# Work to be completed
Copy the listing in full and exactly, omitting its images.

━━━

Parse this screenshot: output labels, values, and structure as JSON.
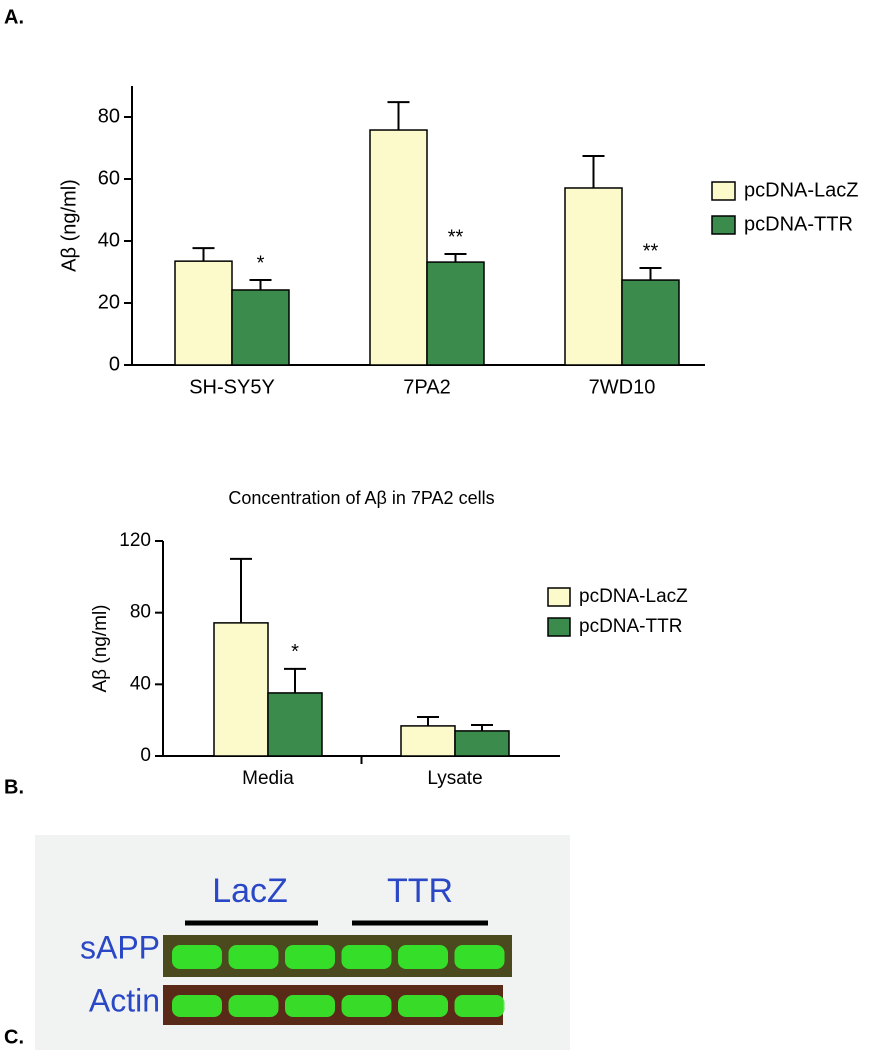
{
  "panels": [
    "A.",
    "B.",
    "C."
  ],
  "chart_data": [
    {
      "type": "bar",
      "ylabel": "Aβ (ng/ml)",
      "categories": [
        "SH-SY5Y",
        "7PA2",
        "7WD10"
      ],
      "series": [
        {
          "name": "pcDNA-LacZ",
          "color": "#fcfacb",
          "values": [
            33.5,
            75.8,
            57.1
          ],
          "errors": [
            4.2,
            9,
            10.3
          ]
        },
        {
          "name": "pcDNA-TTR",
          "color": "#3b8c4c",
          "values": [
            24.2,
            33.2,
            27.4
          ],
          "errors": [
            3.2,
            2.6,
            3.9
          ]
        }
      ],
      "annotations": [
        "*",
        "**",
        "**"
      ],
      "ylim": [
        0,
        90
      ],
      "yticks": [
        0,
        20,
        40,
        60,
        80
      ]
    },
    {
      "type": "bar",
      "title": "Concentration of Aβ in 7PA2 cells",
      "ylabel": "Aβ (ng/ml)",
      "categories": [
        "Media",
        "Lysate"
      ],
      "series": [
        {
          "name": "pcDNA-LacZ",
          "color": "#fcfacb",
          "values": [
            74.3,
            16.8
          ],
          "errors": [
            35.7,
            5
          ]
        },
        {
          "name": "pcDNA-TTR",
          "color": "#3b8c4c",
          "values": [
            35.2,
            14
          ],
          "errors": [
            13.4,
            3.3
          ]
        }
      ],
      "annotations": [
        "*",
        null
      ],
      "ylim": [
        0,
        120
      ],
      "yticks": [
        0,
        40,
        80,
        120
      ]
    }
  ],
  "blot": {
    "groups": [
      "LacZ",
      "TTR"
    ],
    "rows": [
      "sAPP",
      "Actin"
    ]
  }
}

━━━

# Your solution
Parse this screenshot: output labels, values, and structure as JSON.
{
  "panels": [
    "A.",
    "B.",
    "C."
  ],
  "chart_data": [
    {
      "type": "bar",
      "ylabel": "Aβ (ng/ml)",
      "categories": [
        "SH-SY5Y",
        "7PA2",
        "7WD10"
      ],
      "series": [
        {
          "name": "pcDNA-LacZ",
          "color": "#fcfacb",
          "values": [
            33.5,
            75.8,
            57.1
          ],
          "errors": [
            4.2,
            9,
            10.3
          ]
        },
        {
          "name": "pcDNA-TTR",
          "color": "#3b8c4c",
          "values": [
            24.2,
            33.2,
            27.4
          ],
          "errors": [
            3.2,
            2.6,
            3.9
          ]
        }
      ],
      "annotations": [
        "*",
        "**",
        "**"
      ],
      "ylim": [
        0,
        90
      ],
      "yticks": [
        0,
        20,
        40,
        60,
        80
      ]
    },
    {
      "type": "bar",
      "title": "Concentration of Aβ in 7PA2 cells",
      "ylabel": "Aβ (ng/ml)",
      "categories": [
        "Media",
        "Lysate"
      ],
      "series": [
        {
          "name": "pcDNA-LacZ",
          "color": "#fcfacb",
          "values": [
            74.3,
            16.8
          ],
          "errors": [
            35.7,
            5
          ]
        },
        {
          "name": "pcDNA-TTR",
          "color": "#3b8c4c",
          "values": [
            35.2,
            14
          ],
          "errors": [
            13.4,
            3.3
          ]
        }
      ],
      "annotations": [
        "*",
        null
      ],
      "ylim": [
        0,
        120
      ],
      "yticks": [
        0,
        40,
        80,
        120
      ]
    }
  ],
  "blot": {
    "groups": [
      "LacZ",
      "TTR"
    ],
    "rows": [
      "sAPP",
      "Actin"
    ]
  }
}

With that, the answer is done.